** PROBLEM STATEMENT **
Render the lines between the one containing "worksheet-title: The Myth-Maker’s" and the one containing "answer-line[interactable] [67,639,531,640]", inclusive, as a JSON list of strings with one string per line and no blank lines.

───── GIVEN RECORDS ─────

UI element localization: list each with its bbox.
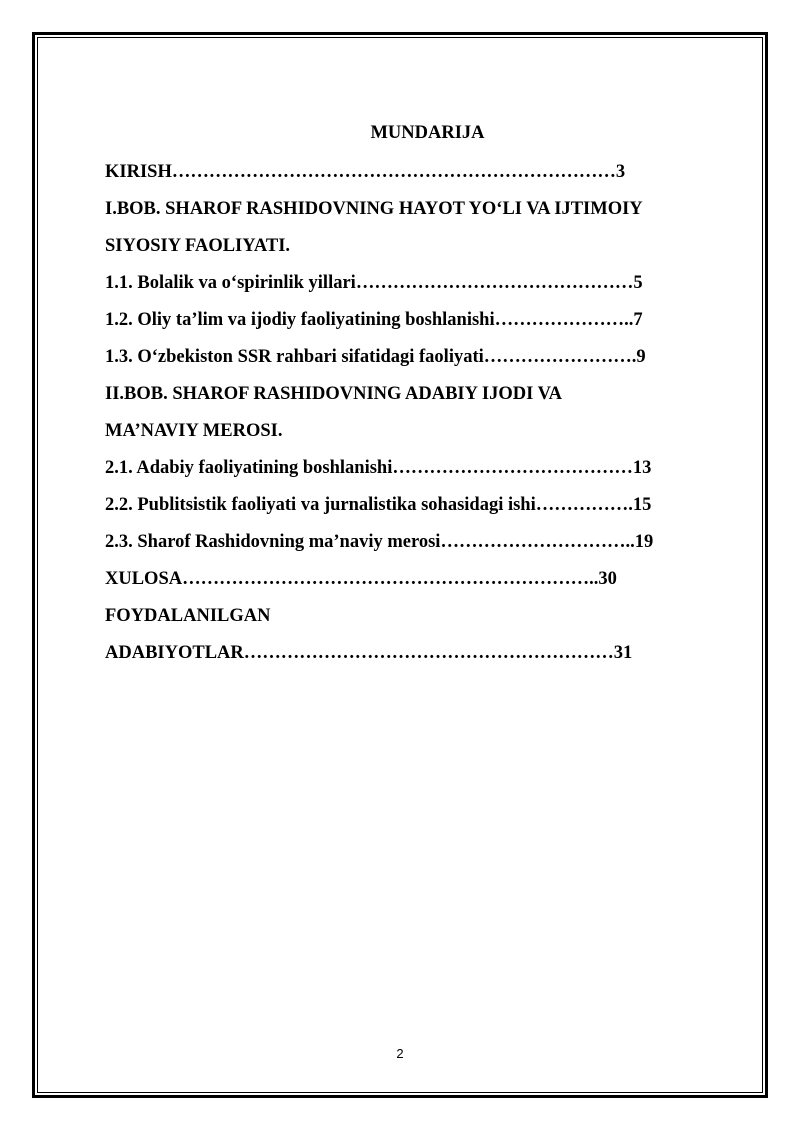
toc-entry-2-2: 2.2. Publitsistik faoliyati va jurnalistika sohasidagi ishi…………….15 [105, 495, 652, 515]
toc-entry-xulosa: XULOSA…………………………………………………………..30 [105, 569, 617, 589]
toc-chapter-1-title-line-2: SIYOSIY FAOLIYATI. [105, 236, 291, 256]
toc-entry-1-2: 1.2. Oliy ta’lim va ijodiy faoliyatining boshlanishi…………………..7 [105, 310, 643, 330]
toc-entry-kirish: KIRISH………………………………………………………………3 [105, 162, 626, 182]
toc-entry-2-1: 2.1. Adabiy faoliyatining boshlanishi…………………………………13 [105, 458, 652, 478]
toc-chapter-2-title-line-1: II.BOB. SHAROF RASHIDOVNING ADABIY IJODI VA [105, 384, 562, 404]
page-number: 2 [396, 1046, 404, 1061]
toc-chapter-1-title-line-1: I.BOB. SHAROF RASHIDOVNING HAYOT YO‘LI VA IJTIMOIY [105, 199, 643, 219]
toc-chapter-2-title-line-2: MA’NAVIY MEROSI. [105, 421, 283, 441]
toc-entry-1-1: 1.1. Bolalik va o‘spirinlik yillari………………………………………5 [105, 273, 643, 293]
table-of-contents [105, 118, 745, 672]
toc-heading: MUNDARIJA [370, 123, 485, 143]
toc-entry-1-3: 1.3. O‘zbekiston SSR rahbari sifatidagi faoliyati…………………….9 [105, 347, 646, 367]
toc-entry-2-3: 2.3. Sharof Rashidovning ma’naviy merosi…………………………..19 [105, 532, 654, 552]
toc-entry-references-line-1: FOYDALANILGAN [105, 606, 271, 626]
toc-entry-references-line-2: ADABIYOTLAR……………………………………………………31 [105, 643, 633, 663]
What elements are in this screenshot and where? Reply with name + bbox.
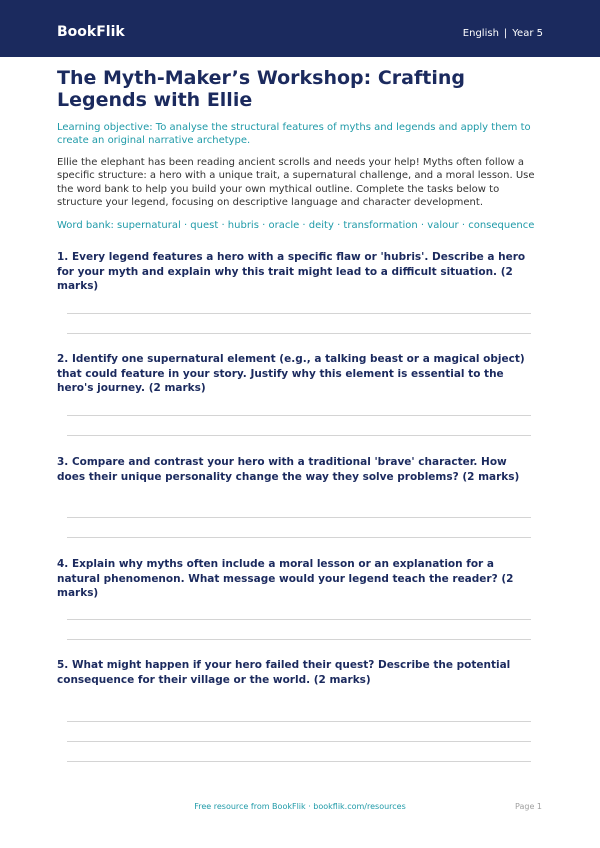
worksheet-title: The Myth-Maker’s Workshop: Crafting Legends with Ellie [57,67,465,111]
word-bank: Word bank: supernatural · quest · hubris · oracle · deity · transformation · valour · consequence [57,220,535,231]
answer-line[interactable] [67,639,531,640]
intro-paragraph: Ellie the elephant has been reading ancient scrolls and needs your help! Myths often follow a specific structure: a hero with a unique trait, a supernatural challenge, and a moral lesson. Use the word bank to help you build your own mythical outline. Complete the tasks below to structure your legend, focusing on descriptive language and character development. [57,157,535,209]
learning-objective: Learning objective: To analyse the structural features of myths and legends and apply them to create an original narrative archetype. [57,122,531,146]
meta-separator: | [503,28,508,39]
page-number: Page 1 [515,802,542,811]
question-4: 4. Explain why myths often include a moral lesson or an explanation for a natural phenomenon. What message would your legend teach the reader? (2 marks) [57,558,514,599]
page-header [0,0,600,57]
year-label: Year 5 [512,28,543,39]
answer-line[interactable] [67,721,531,722]
question-3: 3. Compare and contrast your hero with a traditional 'brave' character. How does their unique personality change the way they solve problems? (2 marks) [57,456,520,483]
answer-line[interactable] [67,435,531,436]
answer-line[interactable] [67,517,531,518]
brand-logo: BookFlik [57,24,125,40]
answer-line[interactable] [67,313,531,314]
answer-line[interactable] [67,333,531,334]
answer-line[interactable] [67,741,531,742]
answer-line[interactable] [67,619,531,620]
question-2: 2. Identify one supernatural element (e.g., a talking beast or a magical object) that could feature in your story. Justify why this element is essential to the hero's journey. (2 marks) [57,353,525,394]
footer-credit: Free resource from BookFlik · bookflik.com/resources [194,802,406,811]
question-5: 5. What might happen if your hero failed their quest? Describe the potential consequence for their village or the world. (2 marks) [57,659,511,686]
answer-line[interactable] [67,537,531,538]
answer-line[interactable] [67,761,531,762]
question-1: 1. Every legend features a hero with a specific flaw or 'hubris'. Describe a hero for your myth and explain why this trait might lead to a difficult situation. (2 marks) [57,251,526,292]
subject-label: English [462,28,499,39]
answer-line[interactable] [67,415,531,416]
subject-year-label [463,27,543,41]
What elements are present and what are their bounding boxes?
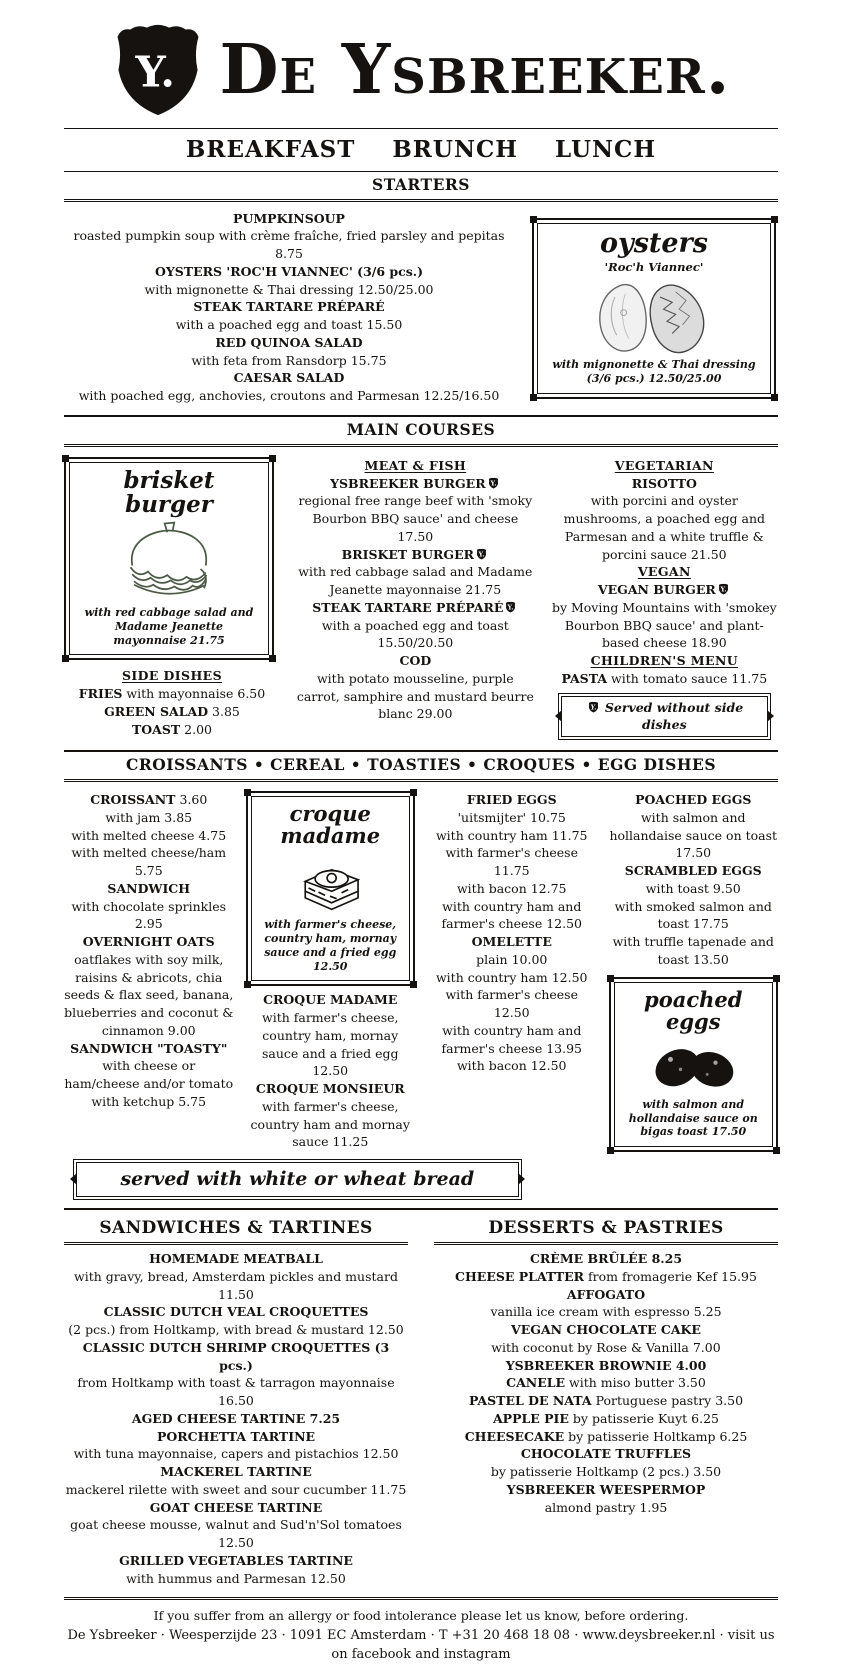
meat-fish-column [296,457,535,723]
menu-line: with toast 9.50 [645,880,741,896]
menu-line: from Holtkamp with toast & tarragon mayonnaise 16.50 [77,1375,395,1409]
menu-line: by patisserie Holtkamp (2 pcs.) 3.50 [490,1464,722,1480]
menu-line: with feta from Ransdorp 15.75 [191,352,387,368]
menu-line: AFFOGATO [566,1286,646,1302]
menu-line: PASTEL DE NATA Portuguese pastry 3.50 [468,1393,744,1409]
menu-line: PUMPKINSOUP [233,210,345,226]
menu-line: with jam 3.85 [105,809,193,825]
menu-line: almond pastry 1.95 [544,1499,668,1515]
oysters-illustration [584,278,724,356]
menu-line: CROQUE MONSIEUR [255,1081,405,1096]
brisket-card-title: brisket burger [123,466,215,519]
frame-corner [244,789,251,796]
menu-line: with farmer's cheese, country ham and mornay sauce 11.25 [250,1098,410,1150]
menu-line: BRISKET BURGER Y. [296,546,535,564]
croque-madame-card [246,791,416,986]
menu-line: 'uitsmijter' 10.75 [457,809,566,825]
menu-line: CROISSANT 3.60 [90,792,208,808]
frame-corner [607,1147,614,1154]
menu-line: RED QUINOA SALAD [215,334,363,350]
menu-line: with truffle tapenade and toast 13.50 [612,934,774,967]
poached-eggs-illustration [638,1036,748,1096]
menu-line: PASTA with tomato sauce 11.75 [561,670,768,686]
frame-corner [530,216,537,223]
menu-line: with a poached egg and toast 15.50/20.50 [321,617,509,651]
menu-line: with country ham 11.75 [435,827,588,843]
menu-line: COD [399,653,432,669]
croque-madame-illustration [280,850,380,916]
frame-corner [771,216,778,223]
menu-line: CHOCOLATE TRUFFLES [520,1446,692,1462]
menu-line: with tuna mayonnaise, capers and pistachios 12.50 [73,1446,399,1462]
side-dishes-list [64,667,280,738]
section-heading-main-courses: MAIN COURSES [64,415,778,447]
menu-line: vanilla ice cream with espresso 5.25 [490,1304,722,1320]
footer [64,1607,778,1664]
menu-line: roasted pumpkin soup with crème fraîche, fried parsley and pepitas 8.75 [73,228,505,262]
menu-line: STEAK TARTARE PRÉPARÉ Y. [296,599,535,617]
frame-corner [410,981,417,988]
croques-list [246,991,416,1151]
menu-line: with chocolate sprinkles 2.95 [71,898,227,932]
menu-line: CLASSIC DUTCH SHRIMP CROQUETTES (3 pcs.) [82,1339,390,1373]
section-heading-sandwiches: SANDWICHES & TARTINES [64,1216,408,1245]
menu-line: with farmer's cheese, country ham, mornay sauce and a fried egg 12.50 [261,1010,399,1079]
svg-text:Y.: Y. [590,702,597,711]
menu-line: CHEESECAKE by patisserie Holtkamp 6.25 [464,1428,748,1444]
frame-corner [771,394,778,401]
oysters-card [532,218,776,399]
fried-eggs-column [427,791,597,1152]
vegetarian-list [551,457,778,688]
bottom-section [64,1210,778,1597]
menu-line: FRIES with mayonnaise 6.50 [78,686,266,702]
menu-tagline: BREAKFAST BRUNCH LUNCH [64,128,778,172]
sandwiches-list [64,1250,408,1587]
section-heading-starters: STARTERS [64,172,778,202]
oysters-card-title: oysters [600,227,708,259]
frame-corner [62,655,69,662]
menu-line: AGED CHEESE TARTINE 7.25 [131,1410,341,1426]
svg-text:Y.: Y. [135,46,175,97]
frame-corner [773,975,780,982]
menu-line: RISOTTO [631,475,697,491]
bread-note-ribbon [76,1162,519,1197]
menu-line: with mignonette & Thai dressing 12.50/25.00 [144,281,434,297]
menu-line: HOMEMADE MEATBALL [149,1251,323,1267]
menu-line: TOAST 2.00 [131,721,213,737]
ysbreeker-shield-inline-icon [718,583,729,595]
menu-line: plain 10.00 [476,951,548,967]
menu-line: CANELE with miso butter 3.50 [506,1375,706,1391]
croque-card-caption: with farmer's cheese, country ham, mornay sauce and a fried egg 12.50 [264,918,397,973]
menu-line: with a poached egg and toast 15.50 [175,317,403,333]
logo-wordmark: De Ysbreeker. [219,30,731,110]
side-dishes-note-text: Served without side dishes [604,699,744,733]
menu-line: YSBREEKER BURGER Y. [296,475,535,493]
desserts-list [434,1250,778,1516]
menu-line: CROQUE MADAME [263,992,398,1008]
side-dishes-note-ribbon [561,696,768,738]
menu-line: with coconut by Rose & Vanilla 7.00 [491,1339,721,1355]
menu-line: FRIED EGGS [466,792,557,808]
menu-line: GRILLED VEGETABLES TARTINE [119,1552,353,1568]
menu-line: MEAT & FISH [364,457,467,473]
ysbreeker-shield-inline-icon [588,701,599,713]
menu-line: with porcini and oyster mushrooms, a poached egg and Parmesan and a white truffle & porcini sauce 21.50 [563,493,765,562]
menu-line: CRÈME BRÛLÉE 8.25 [529,1251,683,1267]
starters-section [64,202,778,415]
menu-line: with poached egg, anchovies, croutons and Parmesan 12.25/16.50 [78,388,500,404]
logo-shield-icon [112,22,204,118]
croques-column [246,791,416,1152]
svg-text:Y.: Y. [720,585,727,594]
section-heading-egg-dishes: CROISSANTS • CEREAL • TOASTIES • CROQUES • EGG DISHES [64,750,778,782]
frame-corner [269,455,276,462]
svg-text:Y.: Y. [507,603,514,612]
svg-text:Y.: Y. [478,549,485,558]
frame-corner [269,655,276,662]
poached-card-title: poached eggs [644,986,743,1034]
frame-corner [410,789,417,796]
croissants-column [64,791,234,1152]
bread-note-text: served with white or wheat bread [120,1168,475,1190]
brisket-burger-card [64,457,274,661]
menu-line: CLASSIC DUTCH VEAL CROQUETTES [103,1304,369,1320]
desserts-column [434,1216,778,1587]
menu-line: with salmon and hollandaise sauce on toast 17.50 [609,809,778,861]
menu-line: GREEN SALAD 3.85 [104,703,240,719]
burger-illustration [113,520,225,604]
menu-line: (2 pcs.) from Holtkamp, with bread & mustard 12.50 [68,1322,404,1338]
oysters-card-caption: with mignonette & Thai dressing (3/6 pcs.) 12.50/25.00 [552,358,756,386]
main-courses-left-column [64,457,280,740]
svg-text:Y.: Y. [490,478,497,487]
poached-card-caption: with salmon and hollandaise sauce on bigas toast 17.50 [628,1097,758,1139]
menu-line: with country ham and farmer's cheese 12.50 [441,898,583,932]
frame-corner [62,455,69,462]
menu-line: with bacon 12.75 [456,880,567,896]
ysbreeker-shield-inline-icon [505,601,516,613]
section-heading-desserts: DESSERTS & PASTRIES [434,1216,778,1245]
oysters-card-subtitle: 'Roc'h Viannec' [604,260,704,275]
menu-line: mackerel rilette with sweet and sour cucumber 11.75 [65,1481,407,1497]
menu-line: SCRAMBLED EGGS [624,863,762,879]
ysbreeker-shield-inline-icon [476,548,487,560]
bread-note-row [64,1156,778,1208]
menu-line: with smoked salmon and toast 17.75 [614,898,772,932]
restaurant-logo [64,22,778,118]
menu-line: VEGAN [637,564,691,580]
menu-line: with melted cheese/ham 5.75 [71,845,227,879]
main-courses-section [64,447,778,750]
menu-line: OMELETTE [471,934,552,950]
frame-corner [607,975,614,982]
menu-line: with potato mousseline, purple carrot, samphire and mustard beurre blanc 29.00 [296,670,534,722]
menu-line: with country ham and farmer's cheese 13.95 [441,1022,583,1056]
menu-line: YSBREEKER WEESPERMOP [506,1481,706,1497]
croque-card-title: croque madame [280,801,381,849]
menu-line: with hummus and Parmesan 12.50 [126,1570,346,1586]
menu-line: POACHED EGGS [635,792,752,808]
menu-line: SIDE DISHES [121,668,223,684]
menu-line: VEGETARIAN [614,457,714,473]
ysbreeker-shield-inline-icon [488,477,499,489]
poached-eggs-column [609,791,779,1152]
menu-line: regional free range beef with 'smoky Bourbon BBQ sauce' and cheese 17.50 [298,493,533,544]
menu-line: SANDWICH "TOASTY" [70,1040,228,1056]
contact-line: De Ysbreeker · Weesperzijde 23 · 1091 EC Amsterdam · T +31 20 468 18 08 · www.deysbreeker.nl · visit us on facebook and instagram [67,1628,775,1662]
menu-line: OYSTERS 'ROC'H VIANNEC' (3/6 pcs.) [154,263,424,279]
menu-line: GOAT CHEESE TARTINE [149,1499,323,1515]
menu-line: with melted cheese 4.75 [71,827,227,843]
footer-divider [64,1597,778,1600]
menu-line: CAESAR SALAD [233,370,345,386]
menu-line: VEGAN CHOCOLATE CAKE [511,1322,701,1338]
menu-line: CHILDREN'S MENU [590,653,739,669]
menu-line: OVERNIGHT OATS [82,934,215,950]
menu-line: YSBREEKER BROWNIE 4.00 [505,1357,707,1373]
sandwiches-column [64,1216,408,1587]
menu-line: with farmer's cheese 12.50 [445,987,578,1021]
poached-eggs-list [609,791,779,969]
allergy-notice: If you suffer from an allergy or food intolerance please let us know, before ordering. [153,1608,689,1624]
menu-line: with cheese or ham/cheese and/or tomato with ketchup 5.75 [64,1058,234,1109]
menu-line: with red cabbage salad and Madame Jeanette mayonnaise 21.75 [298,564,533,598]
menu-line: goat cheese mousse, walnut and Sud'n'Sol tomatoes 12.50 [70,1517,402,1551]
frame-corner [773,1147,780,1154]
menu-line: PORCHETTA TARTINE [156,1428,316,1444]
menu-line: VEGAN BURGER Y. [551,581,778,599]
frame-corner [530,394,537,401]
menu-line: with farmer's cheese 11.75 [445,845,578,879]
menu-line: SANDWICH [107,880,191,896]
menu-line: oatflakes with soy milk, raisins & abricots, chia seeds & flax seed, banana, blueberries and coconut & cinnamon 9.00 [64,951,234,1038]
brisket-card-caption: with red cabbage salad and Madame Jeanette mayonnaise 21.75 [84,606,254,647]
menu-line: with bacon 12.50 [456,1058,567,1074]
poached-eggs-card [609,977,779,1152]
vegetarian-column [551,457,778,740]
menu-line: with country ham 12.50 [435,969,588,985]
menu-line: MACKEREL TARTINE [160,1464,312,1480]
menu-line: with gravy, bread, Amsterdam pickles and mustard 11.50 [74,1268,398,1302]
menu-line: APPLE PIE by patisserie Kuyt 6.25 [492,1410,719,1426]
starters-list [66,210,512,405]
menu-line: CHEESE PLATTER from fromagerie Kef 15.95 [455,1268,757,1284]
menu-line: by Moving Mountains with 'smokey Bourbon BBQ sauce' and plant-based cheese 18.90 [551,599,777,651]
menu-line: STEAK TARTARE PRÉPARÉ [193,299,385,315]
frame-corner [244,981,251,988]
egg-dishes-section [64,782,778,1156]
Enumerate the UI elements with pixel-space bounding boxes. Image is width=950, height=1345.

─────

** OUTPUT OF THE EXERCISE **
[
  "worksheet-title: The Myth-Maker’s Workshop: Crafting Legends with Ellie [57,67,465,111]",
  "word-bank: Word bank: supernatural · quest · hubris · oracle · deity · transformation · valour · consequence [57,220,535,231]",
  "answer-line[interactable] [67,639,531,640]"
]